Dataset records
* start *

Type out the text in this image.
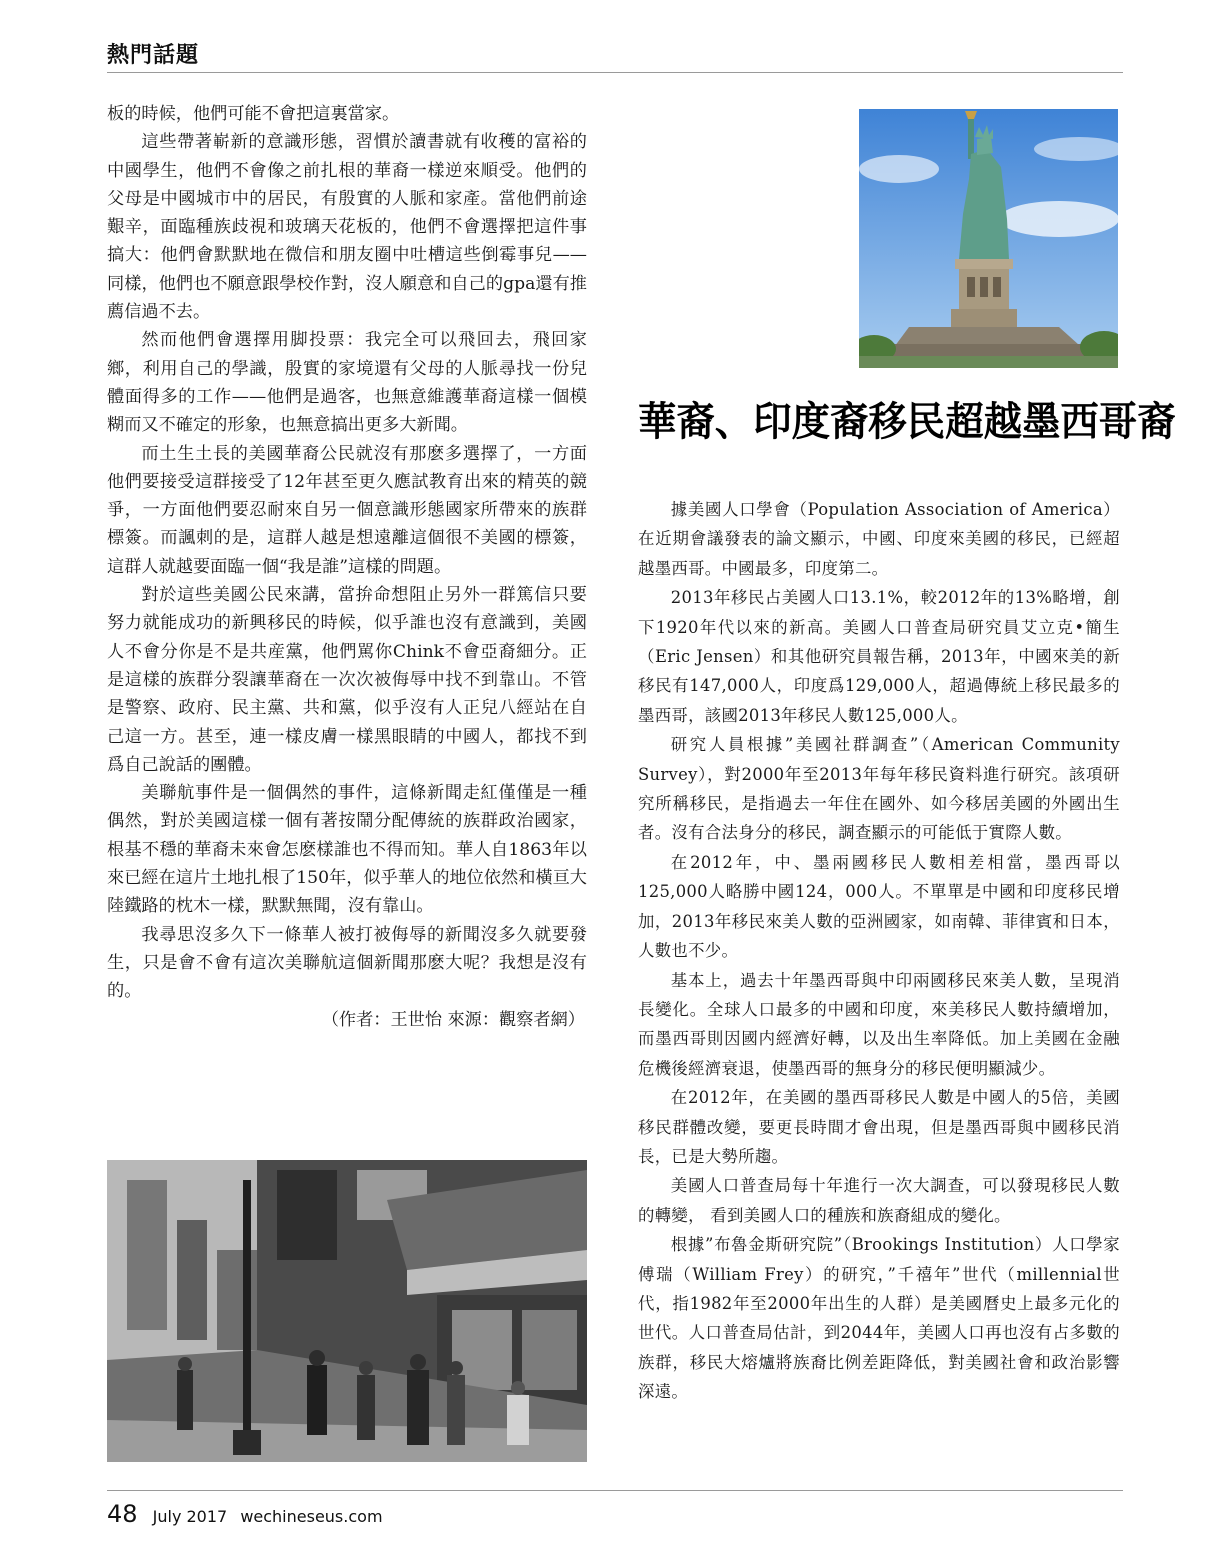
熱門話題

板的時候，他們可能不會把這裏當家。

這些帶著嶄新的意識形態，習慣於讀書就有收穫的富裕的中國學生，他們不會像之前扎根的華裔一樣逆來順受。他們的父母是中國城市中的居民，有殷實的人脈和家產。當他們前途艱辛，面臨種族歧視和玻璃天花板的，他們不會選擇把這件事搞大：他們會默默地在微信和朋友圈中吐槽這些倒霉事兒——同樣，他們也不願意跟學校作對，沒人願意和自己的gpa還有推薦信過不去。

然而他們會選擇用脚投票：我完全可以飛回去，飛回家鄉，利用自己的學識，殷實的家境還有父母的人脈尋找一份兒體面得多的工作——他們是過客，也無意維護華裔這樣一個模糊而又不確定的形象，也無意搞出更多大新聞。

而土生土長的美國華裔公民就沒有那麽多選擇了，一方面他們要接受這群接受了12年甚至更久應試教育出來的精英的競爭，一方面他們要忍耐來自另一個意識形態國家所帶來的族群標簽。而諷刺的是，這群人越是想遠離這個很不美國的標簽，這群人就越要面臨一個“我是誰”這樣的問題。

對於這些美國公民來講，當拚命想阻止另外一群篤信只要努力就能成功的新興移民的時候，似乎誰也沒有意識到，美國人不會分你是不是共産黨，他們駡你Chink不會亞裔細分。正是這樣的族群分裂讓華裔在一次次被侮辱中找不到靠山。不管是警察、政府、民主黨、共和黨，似乎沒有人正兒八經站在自己這一方。甚至，連一樣皮膚一樣黑眼睛的中國人，都找不到爲自己說話的團體。

美聯航事件是一個偶然的事件，這條新聞走紅僅僅是一種偶然，對於美國這樣一個有著按鬧分配傳統的族群政治國家，根基不穩的華裔未來會怎麽樣誰也不得而知。華人自1863年以來已經在這片土地扎根了150年，似乎華人的地位依然和橫亘大陸鐵路的枕木一樣，默默無聞，沒有靠山。

我尋思沒多久下一條華人被打被侮辱的新聞沒多久就要發生，只是會不會有這次美聯航這個新聞那麽大呢？我想是沒有的。

（作者：王世怡 來源：觀察者網）

華裔、印度裔移民超越墨西哥裔

據美國人口學會（Population Association of America）在近期會議發表的論文顯示，中國、印度來美國的移民，已經超越墨西哥。中國最多，印度第二。

2013年移民占美國人口13.1%，較2012年的13%略增，創下1920年代以來的新高。美國人口普查局研究員艾立克•簡生（Eric Jensen）和其他研究員報告稱，2013年，中國來美的新移民有147,000人，印度爲129,000人，超過傳統上移民最多的墨西哥，該國2013年移民人數125,000人。

研究人員根據”美國社群調查”（American Community Survey），對2000年至2013年每年移民資料進行研究。該項研究所稱移民，是指過去一年住在國外、如今移居美國的外國出生者。沒有合法身分的移民，調查顯示的可能低于實際人數。

在2012年，中、墨兩國移民人數相差相當，墨西哥以125,000人略勝中國124，000人。不單單是中國和印度移民增加，2013年移民來美人數的亞洲國家，如南韓、菲律賓和日本，人數也不少。

基本上，過去十年墨西哥與中印兩國移民來美人數，呈現消長變化。全球人口最多的中國和印度，來美移民人數持續增加，而墨西哥則因國内經濟好轉，以及出生率降低。加上美國在金融危機後經濟衰退，使墨西哥的無身分的移民便明顯減少。

在2012年，在美國的墨西哥移民人數是中國人的5倍，美國移民群體改變，要更長時間才會出現，但是墨西哥與中國移民消長，已是大勢所趨。

美國人口普查局每十年進行一次大調查，可以發現移民人數的轉變， 看到美國人口的種族和族裔組成的變化。

根據”布魯金斯研究院”（Brookings Institution）人口學家傅瑞（William Frey）的研究，”千禧年”世代（millennial世代，指1982年至2000年出生的人群）是美國曆史上最多元化的世代。人口普查局估計，到2044年，美國人口再也沒有占多數的族群，移民大熔爐將族裔比例差距降低，對美國社會和政治影響深遠。

48 July 2017 wechineseus.com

* end *

In the copy, include no pictures; restate the listing above exactly.

Type out the text in this image.
熱門話題

板的時候，他們可能不會把這裏當家。

這些帶著嶄新的意識形態，習慣於讀書就有收穫的富裕的中國學生，他們不會像之前扎根的華裔一樣逆來順受。他們的父母是中國城市中的居民，有殷實的人脈和家產。當他們前途艱辛，面臨種族歧視和玻璃天花板的，他們不會選擇把這件事搞大：他們會默默地在微信和朋友圈中吐槽這些倒霉事兒——同樣，他們也不願意跟學校作對，沒人願意和自己的gpa還有推薦信過不去。

然而他們會選擇用脚投票：我完全可以飛回去，飛回家鄉，利用自己的學識，殷實的家境還有父母的人脈尋找一份兒體面得多的工作——他們是過客，也無意維護華裔這樣一個模糊而又不確定的形象，也無意搞出更多大新聞。

而土生土長的美國華裔公民就沒有那麽多選擇了，一方面他們要接受這群接受了12年甚至更久應試教育出來的精英的競爭，一方面他們要忍耐來自另一個意識形態國家所帶來的族群標簽。而諷刺的是，這群人越是想遠離這個很不美國的標簽，這群人就越要面臨一個“我是誰”這樣的問題。

對於這些美國公民來講，當拚命想阻止另外一群篤信只要努力就能成功的新興移民的時候，似乎誰也沒有意識到，美國人不會分你是不是共産黨，他們駡你Chink不會亞裔細分。正是這樣的族群分裂讓華裔在一次次被侮辱中找不到靠山。不管是警察、政府、民主黨、共和黨，似乎沒有人正兒八經站在自己這一方。甚至，連一樣皮膚一樣黑眼睛的中國人，都找不到爲自己說話的團體。

美聯航事件是一個偶然的事件，這條新聞走紅僅僅是一種偶然，對於美國這樣一個有著按鬧分配傳統的族群政治國家，根基不穩的華裔未來會怎麽樣誰也不得而知。華人自1863年以來已經在這片土地扎根了150年，似乎華人的地位依然和橫亘大陸鐵路的枕木一樣，默默無聞，沒有靠山。

我尋思沒多久下一條華人被打被侮辱的新聞沒多久就要發生，只是會不會有這次美聯航這個新聞那麽大呢？我想是沒有的。

（作者：王世怡 來源：觀察者網）

華裔、印度裔移民超越墨西哥裔

據美國人口學會（Population Association of America）在近期會議發表的論文顯示，中國、印度來美國的移民，已經超越墨西哥。中國最多，印度第二。

2013年移民占美國人口13.1%，較2012年的13%略增，創下1920年代以來的新高。美國人口普查局研究員艾立克•簡生（Eric Jensen）和其他研究員報告稱，2013年，中國來美的新移民有147,000人，印度爲129,000人，超過傳統上移民最多的墨西哥，該國2013年移民人數125,000人。

研究人員根據”美國社群調查”（American Community Survey），對2000年至2013年每年移民資料進行研究。該項研究所稱移民，是指過去一年住在國外、如今移居美國的外國出生者。沒有合法身分的移民，調查顯示的可能低于實際人數。

在2012年，中、墨兩國移民人數相差相當，墨西哥以125,000人略勝中國124，000人。不單單是中國和印度移民增加，2013年移民來美人數的亞洲國家，如南韓、菲律賓和日本，人數也不少。

基本上，過去十年墨西哥與中印兩國移民來美人數，呈現消長變化。全球人口最多的中國和印度，來美移民人數持續增加，而墨西哥則因國内經濟好轉，以及出生率降低。加上美國在金融危機後經濟衰退，使墨西哥的無身分的移民便明顯減少。

在2012年，在美國的墨西哥移民人數是中國人的5倍，美國移民群體改變，要更長時間才會出現，但是墨西哥與中國移民消長，已是大勢所趨。

美國人口普查局每十年進行一次大調查，可以發現移民人數的轉變， 看到美國人口的種族和族裔組成的變化。

根據”布魯金斯研究院”（Brookings Institution）人口學家傅瑞（William Frey）的研究，”千禧年”世代（millennial世代，指1982年至2000年出生的人群）是美國曆史上最多元化的世代。人口普查局估計，到2044年，美國人口再也沒有占多數的族群，移民大熔爐將族裔比例差距降低，對美國社會和政治影響深遠。

48 July 2017 wechineseus.com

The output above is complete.